**Written instruction**
Give the number of lines in this listing that contain "pratica", with no other words.

(Recorded data)
-------

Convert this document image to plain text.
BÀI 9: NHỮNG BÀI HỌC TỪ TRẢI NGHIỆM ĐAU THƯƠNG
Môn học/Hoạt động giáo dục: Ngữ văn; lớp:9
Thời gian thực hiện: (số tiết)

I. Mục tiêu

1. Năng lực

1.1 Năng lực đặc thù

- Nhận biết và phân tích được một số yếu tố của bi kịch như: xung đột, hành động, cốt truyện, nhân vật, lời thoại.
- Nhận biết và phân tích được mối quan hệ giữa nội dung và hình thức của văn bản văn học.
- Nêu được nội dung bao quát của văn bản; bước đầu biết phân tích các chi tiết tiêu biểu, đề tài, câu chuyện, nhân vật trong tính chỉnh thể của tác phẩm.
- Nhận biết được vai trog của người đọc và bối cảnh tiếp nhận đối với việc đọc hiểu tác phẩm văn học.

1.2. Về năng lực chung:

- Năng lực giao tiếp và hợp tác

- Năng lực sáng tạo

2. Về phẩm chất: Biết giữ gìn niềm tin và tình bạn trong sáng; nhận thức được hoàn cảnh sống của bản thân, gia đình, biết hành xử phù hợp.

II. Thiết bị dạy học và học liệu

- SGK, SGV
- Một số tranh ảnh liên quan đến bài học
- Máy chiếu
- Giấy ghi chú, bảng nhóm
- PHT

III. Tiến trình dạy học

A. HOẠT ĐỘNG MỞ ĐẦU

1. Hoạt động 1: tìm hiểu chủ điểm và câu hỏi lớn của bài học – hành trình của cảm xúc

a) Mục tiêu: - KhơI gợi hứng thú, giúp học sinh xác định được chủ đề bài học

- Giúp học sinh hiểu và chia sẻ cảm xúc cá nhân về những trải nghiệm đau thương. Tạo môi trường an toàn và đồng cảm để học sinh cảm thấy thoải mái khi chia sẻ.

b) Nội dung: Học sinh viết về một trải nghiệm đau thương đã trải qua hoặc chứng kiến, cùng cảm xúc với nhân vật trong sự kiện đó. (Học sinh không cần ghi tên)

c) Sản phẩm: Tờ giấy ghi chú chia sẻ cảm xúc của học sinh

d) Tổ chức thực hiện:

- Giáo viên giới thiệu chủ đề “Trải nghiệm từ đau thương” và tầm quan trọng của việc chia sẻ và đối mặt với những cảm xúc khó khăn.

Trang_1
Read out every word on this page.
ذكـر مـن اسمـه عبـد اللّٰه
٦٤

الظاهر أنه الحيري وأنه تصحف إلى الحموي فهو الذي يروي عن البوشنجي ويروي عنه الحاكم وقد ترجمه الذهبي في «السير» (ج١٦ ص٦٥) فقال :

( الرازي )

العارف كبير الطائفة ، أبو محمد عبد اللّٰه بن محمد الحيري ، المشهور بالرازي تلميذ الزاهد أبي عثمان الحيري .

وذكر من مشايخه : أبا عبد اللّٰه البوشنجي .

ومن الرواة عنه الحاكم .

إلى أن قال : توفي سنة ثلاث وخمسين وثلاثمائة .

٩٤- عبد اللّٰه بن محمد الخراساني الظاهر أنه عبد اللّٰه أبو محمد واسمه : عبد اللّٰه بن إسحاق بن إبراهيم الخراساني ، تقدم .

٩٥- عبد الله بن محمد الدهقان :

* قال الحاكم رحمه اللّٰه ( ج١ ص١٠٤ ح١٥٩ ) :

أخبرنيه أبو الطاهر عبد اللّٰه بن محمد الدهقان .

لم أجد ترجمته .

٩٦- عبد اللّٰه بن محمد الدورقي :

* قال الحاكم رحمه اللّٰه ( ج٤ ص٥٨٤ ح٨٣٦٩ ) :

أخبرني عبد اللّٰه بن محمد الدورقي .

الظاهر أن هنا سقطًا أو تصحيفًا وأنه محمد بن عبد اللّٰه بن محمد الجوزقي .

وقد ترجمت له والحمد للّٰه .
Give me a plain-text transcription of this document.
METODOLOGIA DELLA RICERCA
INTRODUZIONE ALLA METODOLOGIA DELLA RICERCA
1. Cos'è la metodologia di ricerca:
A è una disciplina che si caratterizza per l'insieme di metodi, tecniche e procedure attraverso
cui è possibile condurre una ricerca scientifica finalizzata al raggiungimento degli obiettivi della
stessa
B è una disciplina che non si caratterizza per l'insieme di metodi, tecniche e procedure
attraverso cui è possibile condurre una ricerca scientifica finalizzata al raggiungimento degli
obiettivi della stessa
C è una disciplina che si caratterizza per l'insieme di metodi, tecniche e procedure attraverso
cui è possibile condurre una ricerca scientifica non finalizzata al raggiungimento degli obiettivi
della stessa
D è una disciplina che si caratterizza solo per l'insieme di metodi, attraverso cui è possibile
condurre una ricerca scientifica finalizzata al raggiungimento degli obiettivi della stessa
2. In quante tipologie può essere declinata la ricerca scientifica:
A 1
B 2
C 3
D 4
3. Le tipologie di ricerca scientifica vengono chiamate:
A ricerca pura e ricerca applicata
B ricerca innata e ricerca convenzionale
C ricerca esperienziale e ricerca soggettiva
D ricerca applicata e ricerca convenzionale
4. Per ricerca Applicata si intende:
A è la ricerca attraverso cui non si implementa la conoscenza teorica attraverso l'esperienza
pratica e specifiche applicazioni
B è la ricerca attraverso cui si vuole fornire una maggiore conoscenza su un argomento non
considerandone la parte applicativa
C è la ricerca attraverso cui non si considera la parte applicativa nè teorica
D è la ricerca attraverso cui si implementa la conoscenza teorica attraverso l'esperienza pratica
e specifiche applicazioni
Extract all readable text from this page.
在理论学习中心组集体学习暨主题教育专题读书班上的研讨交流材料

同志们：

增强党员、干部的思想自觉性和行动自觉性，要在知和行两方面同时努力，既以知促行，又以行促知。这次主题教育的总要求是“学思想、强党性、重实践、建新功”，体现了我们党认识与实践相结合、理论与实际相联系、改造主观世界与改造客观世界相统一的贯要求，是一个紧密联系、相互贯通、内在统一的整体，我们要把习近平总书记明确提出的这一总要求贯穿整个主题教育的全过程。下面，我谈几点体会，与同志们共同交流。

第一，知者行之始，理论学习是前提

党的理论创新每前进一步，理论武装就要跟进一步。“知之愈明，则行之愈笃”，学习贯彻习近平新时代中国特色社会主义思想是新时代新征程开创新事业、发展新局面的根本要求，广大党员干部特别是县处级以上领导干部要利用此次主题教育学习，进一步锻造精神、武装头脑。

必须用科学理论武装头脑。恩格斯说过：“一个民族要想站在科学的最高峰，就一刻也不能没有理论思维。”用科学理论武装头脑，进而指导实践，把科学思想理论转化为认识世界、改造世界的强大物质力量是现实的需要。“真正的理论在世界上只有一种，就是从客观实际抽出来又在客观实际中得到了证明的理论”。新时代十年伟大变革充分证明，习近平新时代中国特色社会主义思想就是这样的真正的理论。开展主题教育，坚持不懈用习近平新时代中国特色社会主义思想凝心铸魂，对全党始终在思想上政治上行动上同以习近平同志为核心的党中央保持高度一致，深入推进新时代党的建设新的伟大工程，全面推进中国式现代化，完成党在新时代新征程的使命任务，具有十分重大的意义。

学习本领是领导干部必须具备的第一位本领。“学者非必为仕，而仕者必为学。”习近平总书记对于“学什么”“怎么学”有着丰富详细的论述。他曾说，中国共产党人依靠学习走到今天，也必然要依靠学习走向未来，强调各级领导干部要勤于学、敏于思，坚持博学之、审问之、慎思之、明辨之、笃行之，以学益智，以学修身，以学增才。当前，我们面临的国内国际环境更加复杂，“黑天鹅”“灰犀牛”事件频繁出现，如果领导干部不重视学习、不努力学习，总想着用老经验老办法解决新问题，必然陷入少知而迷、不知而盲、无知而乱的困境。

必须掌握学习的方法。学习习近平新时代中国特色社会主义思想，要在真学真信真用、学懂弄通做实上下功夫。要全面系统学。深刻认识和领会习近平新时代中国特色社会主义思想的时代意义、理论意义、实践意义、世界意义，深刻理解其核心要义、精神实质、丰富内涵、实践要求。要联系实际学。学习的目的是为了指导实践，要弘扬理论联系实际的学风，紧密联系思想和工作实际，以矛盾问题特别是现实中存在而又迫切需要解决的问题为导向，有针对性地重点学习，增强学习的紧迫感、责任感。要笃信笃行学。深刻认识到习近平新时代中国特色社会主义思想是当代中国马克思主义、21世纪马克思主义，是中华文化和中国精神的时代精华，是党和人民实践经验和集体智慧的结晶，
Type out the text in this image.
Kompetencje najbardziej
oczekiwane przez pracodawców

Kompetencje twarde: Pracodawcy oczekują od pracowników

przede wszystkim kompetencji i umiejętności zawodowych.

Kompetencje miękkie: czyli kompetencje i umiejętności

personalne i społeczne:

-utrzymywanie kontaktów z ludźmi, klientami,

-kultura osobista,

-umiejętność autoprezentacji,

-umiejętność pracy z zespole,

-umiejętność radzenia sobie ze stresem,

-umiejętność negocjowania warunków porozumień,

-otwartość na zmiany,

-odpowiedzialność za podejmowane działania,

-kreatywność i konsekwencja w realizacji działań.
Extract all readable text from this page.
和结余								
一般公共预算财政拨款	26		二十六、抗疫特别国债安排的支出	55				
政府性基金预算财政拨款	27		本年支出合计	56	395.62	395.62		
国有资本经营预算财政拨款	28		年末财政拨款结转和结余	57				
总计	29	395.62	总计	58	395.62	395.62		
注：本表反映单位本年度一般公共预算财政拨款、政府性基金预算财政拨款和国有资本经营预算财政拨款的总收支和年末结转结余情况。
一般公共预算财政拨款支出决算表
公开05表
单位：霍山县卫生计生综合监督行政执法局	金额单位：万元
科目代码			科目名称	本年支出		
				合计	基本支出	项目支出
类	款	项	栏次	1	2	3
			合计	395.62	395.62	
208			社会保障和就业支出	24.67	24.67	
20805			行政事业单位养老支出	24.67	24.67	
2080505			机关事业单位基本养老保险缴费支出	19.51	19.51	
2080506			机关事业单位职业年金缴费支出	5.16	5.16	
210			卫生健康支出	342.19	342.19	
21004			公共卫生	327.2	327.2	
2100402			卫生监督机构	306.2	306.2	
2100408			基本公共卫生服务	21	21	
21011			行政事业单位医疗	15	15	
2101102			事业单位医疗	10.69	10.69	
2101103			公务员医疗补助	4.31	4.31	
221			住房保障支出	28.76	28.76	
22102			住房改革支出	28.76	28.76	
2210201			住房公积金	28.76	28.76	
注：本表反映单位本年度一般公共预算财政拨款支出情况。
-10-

-------

**Response to this task**
2